Complete the following:
A – Reproduce the part of the passage on open data that begins with the words containing "But as for the" and ends with "it that way.".
B – In the passage on open data, which office is beginning to consult on the preliminary website?
C – Write the next part of the passage on open data, picking up right after its final sentence.

Text excerpt:
_ _ _

But as for the way we think of it, we think of data as answers to questions, so where we start.... We've been going with the open data, and we've been encouraging our stakeholders across government to do so, the people who are into open information but don't really understand the open data as well as we do because we spend our lives at it.
First, we have to decide what questions we actually want to answer. Once we know what kinds of questions we want to answer, that begins to give us some idea of what the objectives of the initiatives are going to be. Who is the target audience? Are they highly skilled? Are they less skilled? Do we know what they want? Then, based on all of that, what's the best way to provide it across the spectrum? That's from raw data to knowledge, if you want to think of it that way.
As for what we've done in the approach we've taken, our government is fully committed to open government, to open data. There's absolutely no question about that. What we've done is establish a preliminary website. It's almost a demonstration website, but it's not something that will be withdrawn. It's something that will be made bigger. There, our Office of Public Engagement is beginning to consult.

_ _ _

Material shown:

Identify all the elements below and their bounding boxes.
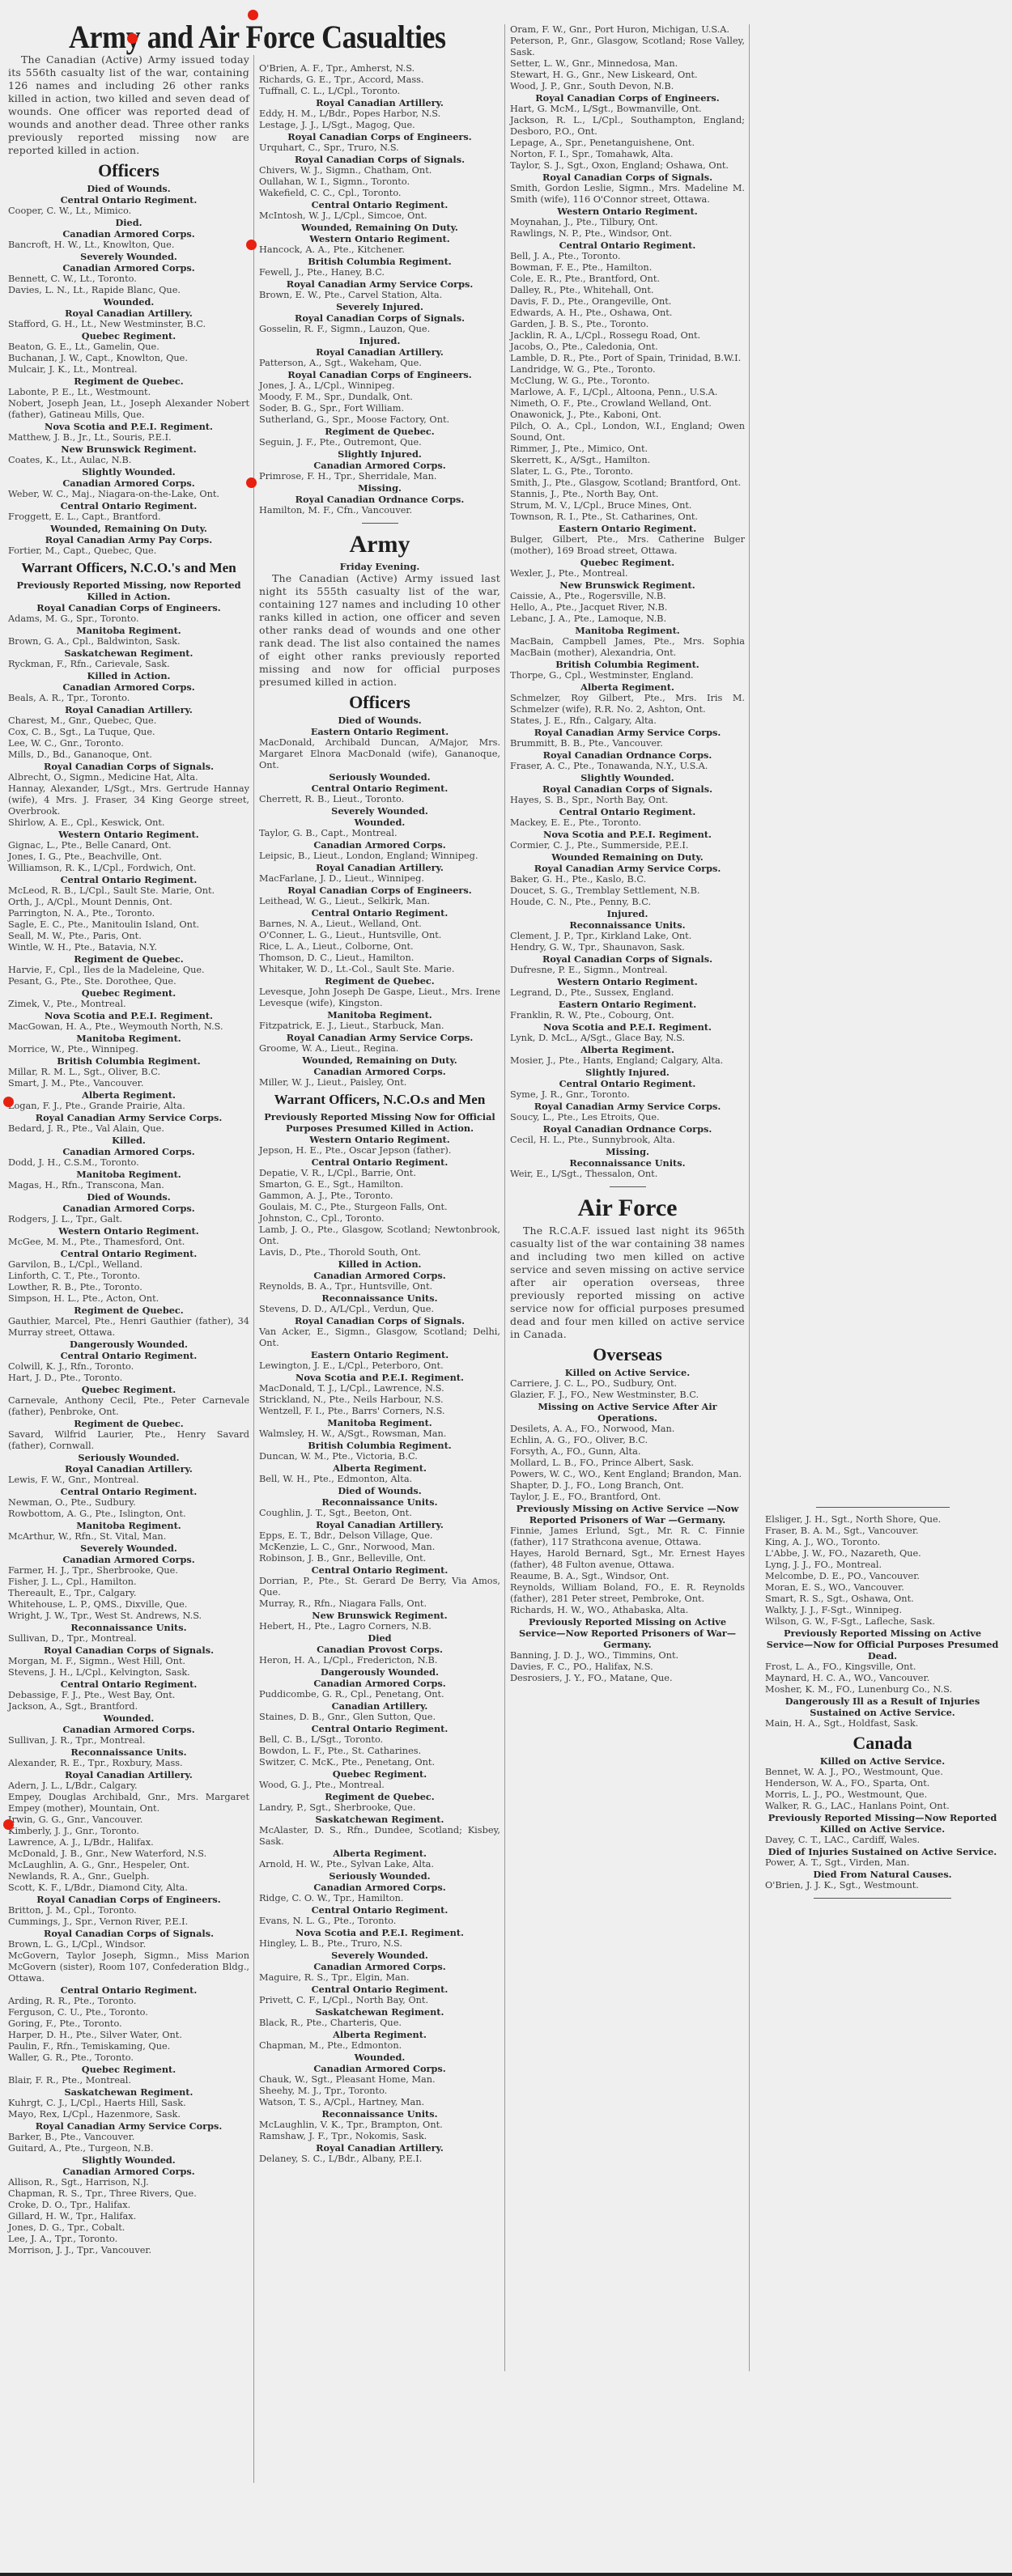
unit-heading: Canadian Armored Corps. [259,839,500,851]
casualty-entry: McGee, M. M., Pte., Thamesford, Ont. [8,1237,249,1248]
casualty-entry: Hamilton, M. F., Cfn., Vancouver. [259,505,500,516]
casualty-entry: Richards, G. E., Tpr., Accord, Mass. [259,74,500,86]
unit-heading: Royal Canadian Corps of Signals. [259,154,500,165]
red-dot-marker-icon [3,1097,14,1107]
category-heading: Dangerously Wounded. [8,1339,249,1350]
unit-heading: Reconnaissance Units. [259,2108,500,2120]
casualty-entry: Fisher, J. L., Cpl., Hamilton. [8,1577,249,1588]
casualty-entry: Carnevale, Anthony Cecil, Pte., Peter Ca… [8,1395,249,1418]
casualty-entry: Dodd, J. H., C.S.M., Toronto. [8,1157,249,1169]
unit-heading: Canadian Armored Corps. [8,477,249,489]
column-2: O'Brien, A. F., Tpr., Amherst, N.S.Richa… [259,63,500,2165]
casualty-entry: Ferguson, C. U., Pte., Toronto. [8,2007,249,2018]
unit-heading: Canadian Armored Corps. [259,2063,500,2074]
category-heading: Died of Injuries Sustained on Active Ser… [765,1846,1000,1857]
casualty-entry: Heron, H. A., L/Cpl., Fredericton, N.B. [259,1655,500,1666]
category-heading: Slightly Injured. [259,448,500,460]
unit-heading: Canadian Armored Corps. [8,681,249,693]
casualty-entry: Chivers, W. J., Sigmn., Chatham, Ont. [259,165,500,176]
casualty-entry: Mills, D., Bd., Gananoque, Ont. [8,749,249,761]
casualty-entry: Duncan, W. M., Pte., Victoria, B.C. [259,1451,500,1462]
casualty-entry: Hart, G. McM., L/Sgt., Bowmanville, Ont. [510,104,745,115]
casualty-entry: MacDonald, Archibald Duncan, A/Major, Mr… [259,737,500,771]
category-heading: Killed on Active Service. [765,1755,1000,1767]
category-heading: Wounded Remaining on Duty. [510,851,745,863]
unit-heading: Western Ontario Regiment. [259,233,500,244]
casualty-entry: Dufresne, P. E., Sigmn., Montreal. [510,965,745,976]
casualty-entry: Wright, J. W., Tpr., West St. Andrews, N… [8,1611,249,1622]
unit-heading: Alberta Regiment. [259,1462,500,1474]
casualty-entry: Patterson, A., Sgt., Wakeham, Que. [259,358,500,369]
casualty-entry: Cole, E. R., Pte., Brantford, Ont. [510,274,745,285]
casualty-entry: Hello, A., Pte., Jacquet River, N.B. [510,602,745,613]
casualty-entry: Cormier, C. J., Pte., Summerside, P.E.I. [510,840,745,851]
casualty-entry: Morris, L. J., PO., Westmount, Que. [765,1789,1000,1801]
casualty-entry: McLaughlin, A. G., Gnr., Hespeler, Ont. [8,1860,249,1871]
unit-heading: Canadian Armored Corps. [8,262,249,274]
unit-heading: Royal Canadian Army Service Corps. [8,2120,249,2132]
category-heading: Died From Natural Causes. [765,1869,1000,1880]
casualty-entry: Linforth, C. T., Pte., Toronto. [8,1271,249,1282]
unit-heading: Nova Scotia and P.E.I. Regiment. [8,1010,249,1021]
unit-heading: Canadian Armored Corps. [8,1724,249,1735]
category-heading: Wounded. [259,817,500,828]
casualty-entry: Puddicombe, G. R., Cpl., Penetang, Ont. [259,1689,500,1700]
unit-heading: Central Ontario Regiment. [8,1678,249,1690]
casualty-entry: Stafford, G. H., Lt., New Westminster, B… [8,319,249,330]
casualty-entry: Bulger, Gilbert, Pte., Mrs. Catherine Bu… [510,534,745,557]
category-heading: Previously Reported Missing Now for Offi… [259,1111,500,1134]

_ _ _

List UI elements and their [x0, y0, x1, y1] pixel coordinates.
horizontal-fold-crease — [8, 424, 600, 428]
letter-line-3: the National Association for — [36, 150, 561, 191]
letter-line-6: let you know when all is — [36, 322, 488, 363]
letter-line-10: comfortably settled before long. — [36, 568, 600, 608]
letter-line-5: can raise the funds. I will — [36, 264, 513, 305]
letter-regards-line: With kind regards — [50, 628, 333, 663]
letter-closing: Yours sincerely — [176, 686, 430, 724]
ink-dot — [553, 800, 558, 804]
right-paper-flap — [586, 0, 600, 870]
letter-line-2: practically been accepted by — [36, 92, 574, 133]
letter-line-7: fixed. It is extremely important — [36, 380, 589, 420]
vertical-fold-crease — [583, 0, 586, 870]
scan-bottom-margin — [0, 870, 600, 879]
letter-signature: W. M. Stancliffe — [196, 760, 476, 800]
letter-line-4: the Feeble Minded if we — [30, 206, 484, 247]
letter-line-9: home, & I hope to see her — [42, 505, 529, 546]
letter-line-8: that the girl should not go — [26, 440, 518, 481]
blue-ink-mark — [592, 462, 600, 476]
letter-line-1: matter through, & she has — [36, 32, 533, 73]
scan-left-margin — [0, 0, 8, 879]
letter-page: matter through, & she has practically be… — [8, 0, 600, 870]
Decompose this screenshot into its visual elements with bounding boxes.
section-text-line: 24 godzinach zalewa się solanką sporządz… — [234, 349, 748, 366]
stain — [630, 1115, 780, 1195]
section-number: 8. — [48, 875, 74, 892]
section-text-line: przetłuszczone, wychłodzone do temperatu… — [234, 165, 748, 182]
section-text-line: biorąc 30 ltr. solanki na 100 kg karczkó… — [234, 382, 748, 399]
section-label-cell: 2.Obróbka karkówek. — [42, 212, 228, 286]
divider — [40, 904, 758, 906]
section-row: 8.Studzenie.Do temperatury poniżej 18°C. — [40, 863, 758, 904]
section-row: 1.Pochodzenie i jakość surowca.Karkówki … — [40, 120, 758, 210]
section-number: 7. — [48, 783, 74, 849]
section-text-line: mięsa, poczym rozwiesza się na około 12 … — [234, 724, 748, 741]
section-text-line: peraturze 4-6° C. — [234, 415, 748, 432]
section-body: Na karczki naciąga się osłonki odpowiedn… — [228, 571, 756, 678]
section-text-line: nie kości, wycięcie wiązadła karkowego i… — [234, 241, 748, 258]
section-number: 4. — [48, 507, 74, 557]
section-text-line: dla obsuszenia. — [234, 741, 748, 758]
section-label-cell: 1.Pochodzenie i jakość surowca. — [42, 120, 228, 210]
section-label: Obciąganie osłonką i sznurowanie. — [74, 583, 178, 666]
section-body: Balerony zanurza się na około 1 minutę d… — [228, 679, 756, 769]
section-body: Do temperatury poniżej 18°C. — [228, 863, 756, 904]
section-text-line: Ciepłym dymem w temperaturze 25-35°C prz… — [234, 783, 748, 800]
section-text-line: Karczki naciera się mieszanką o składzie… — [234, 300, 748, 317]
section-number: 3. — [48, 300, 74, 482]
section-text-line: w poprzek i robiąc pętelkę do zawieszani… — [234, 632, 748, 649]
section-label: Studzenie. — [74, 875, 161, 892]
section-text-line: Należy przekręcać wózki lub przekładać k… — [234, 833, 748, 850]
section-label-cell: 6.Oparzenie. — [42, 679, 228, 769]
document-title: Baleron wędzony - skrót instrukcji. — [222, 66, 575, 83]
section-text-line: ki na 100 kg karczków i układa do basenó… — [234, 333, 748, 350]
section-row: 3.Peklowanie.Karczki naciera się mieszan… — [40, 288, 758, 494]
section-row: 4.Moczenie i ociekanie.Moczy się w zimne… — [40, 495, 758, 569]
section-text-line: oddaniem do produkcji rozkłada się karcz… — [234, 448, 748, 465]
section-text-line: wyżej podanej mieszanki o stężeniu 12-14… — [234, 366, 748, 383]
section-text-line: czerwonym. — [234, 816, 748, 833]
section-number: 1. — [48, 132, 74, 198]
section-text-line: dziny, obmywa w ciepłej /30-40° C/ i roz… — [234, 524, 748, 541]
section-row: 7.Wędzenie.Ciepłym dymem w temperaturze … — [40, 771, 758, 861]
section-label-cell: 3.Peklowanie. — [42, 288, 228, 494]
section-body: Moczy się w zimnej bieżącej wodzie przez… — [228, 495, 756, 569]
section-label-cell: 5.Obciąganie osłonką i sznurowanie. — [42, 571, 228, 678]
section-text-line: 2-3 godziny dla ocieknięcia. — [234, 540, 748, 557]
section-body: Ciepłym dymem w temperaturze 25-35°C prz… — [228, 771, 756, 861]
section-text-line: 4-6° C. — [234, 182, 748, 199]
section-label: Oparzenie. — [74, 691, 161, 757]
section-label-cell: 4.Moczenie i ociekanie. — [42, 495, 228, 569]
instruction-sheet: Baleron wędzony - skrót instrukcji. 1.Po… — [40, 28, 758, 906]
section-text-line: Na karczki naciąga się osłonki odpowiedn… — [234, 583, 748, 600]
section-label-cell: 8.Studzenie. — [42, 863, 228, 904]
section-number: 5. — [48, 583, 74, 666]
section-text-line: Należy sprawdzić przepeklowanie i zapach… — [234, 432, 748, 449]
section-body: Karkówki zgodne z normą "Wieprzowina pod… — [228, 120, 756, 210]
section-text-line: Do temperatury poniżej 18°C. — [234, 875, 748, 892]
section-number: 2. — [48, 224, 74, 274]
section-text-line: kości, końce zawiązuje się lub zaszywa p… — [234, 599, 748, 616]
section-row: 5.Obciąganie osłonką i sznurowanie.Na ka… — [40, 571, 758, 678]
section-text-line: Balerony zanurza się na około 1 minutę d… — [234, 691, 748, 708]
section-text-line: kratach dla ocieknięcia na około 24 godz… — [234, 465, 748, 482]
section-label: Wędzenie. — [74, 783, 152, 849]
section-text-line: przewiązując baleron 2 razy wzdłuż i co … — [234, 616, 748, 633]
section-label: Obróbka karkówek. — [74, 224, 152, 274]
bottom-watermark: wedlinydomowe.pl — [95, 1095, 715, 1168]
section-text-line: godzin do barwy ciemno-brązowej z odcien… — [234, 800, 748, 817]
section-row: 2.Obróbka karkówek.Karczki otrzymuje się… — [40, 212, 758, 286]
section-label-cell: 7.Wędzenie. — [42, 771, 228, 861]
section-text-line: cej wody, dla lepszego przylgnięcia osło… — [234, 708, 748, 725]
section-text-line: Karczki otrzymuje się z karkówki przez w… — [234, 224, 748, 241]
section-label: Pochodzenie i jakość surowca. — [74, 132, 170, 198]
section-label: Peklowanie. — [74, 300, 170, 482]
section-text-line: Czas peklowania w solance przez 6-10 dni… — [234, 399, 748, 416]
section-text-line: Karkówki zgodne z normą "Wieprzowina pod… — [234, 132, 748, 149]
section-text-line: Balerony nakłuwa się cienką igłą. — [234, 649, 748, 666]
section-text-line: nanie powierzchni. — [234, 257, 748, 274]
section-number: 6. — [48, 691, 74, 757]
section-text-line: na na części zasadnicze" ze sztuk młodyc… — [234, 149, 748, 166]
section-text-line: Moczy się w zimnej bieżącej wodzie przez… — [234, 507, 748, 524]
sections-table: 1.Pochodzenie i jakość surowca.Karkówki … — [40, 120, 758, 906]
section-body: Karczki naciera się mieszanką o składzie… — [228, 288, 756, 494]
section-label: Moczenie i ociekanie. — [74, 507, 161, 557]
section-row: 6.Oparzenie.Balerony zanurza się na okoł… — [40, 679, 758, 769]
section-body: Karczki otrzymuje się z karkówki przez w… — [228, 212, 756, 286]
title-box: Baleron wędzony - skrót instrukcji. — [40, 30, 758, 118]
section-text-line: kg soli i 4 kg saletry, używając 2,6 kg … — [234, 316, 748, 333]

_ _ _

The responses:
A –
But as for the way we think of it, we think of data as answers to questions, so where we start.... We've been going with the open data, and we've been encouraging our stakeholders across government to do so, the people who are into open information but don't really understand the open data as well as we do because we spend our lives at it.
First, we have to decide what questions we actually want to answer. Once we know what kinds of questions we want to answer, that begins to give us some idea of what the objectives of the initiatives are going to be. Who is the target audience? Are they highly skilled? Are they less skilled? Do we know what they want? Then, based on all of that, what's the best way to provide it across the spectrum? That's from raw data to knowledge, if you want to think of it that way.

B – The Office of Public Engagement.

C –
I'm finishing now, Mr. Chair, because I'm sure I must be close to 10 minutes.
They're doing a consultation to see if we can engage with people and see where their interests might lie. A big thing we're doing that's going to be very useful for a variety of reasons is that we're actually building an inventory of all data sets across government. That is not simple. It's a big job, but we do have it under way. Of course, we're making sure as we go that privacy, confidentiality, and all that sort of thing is appropriately dealt with.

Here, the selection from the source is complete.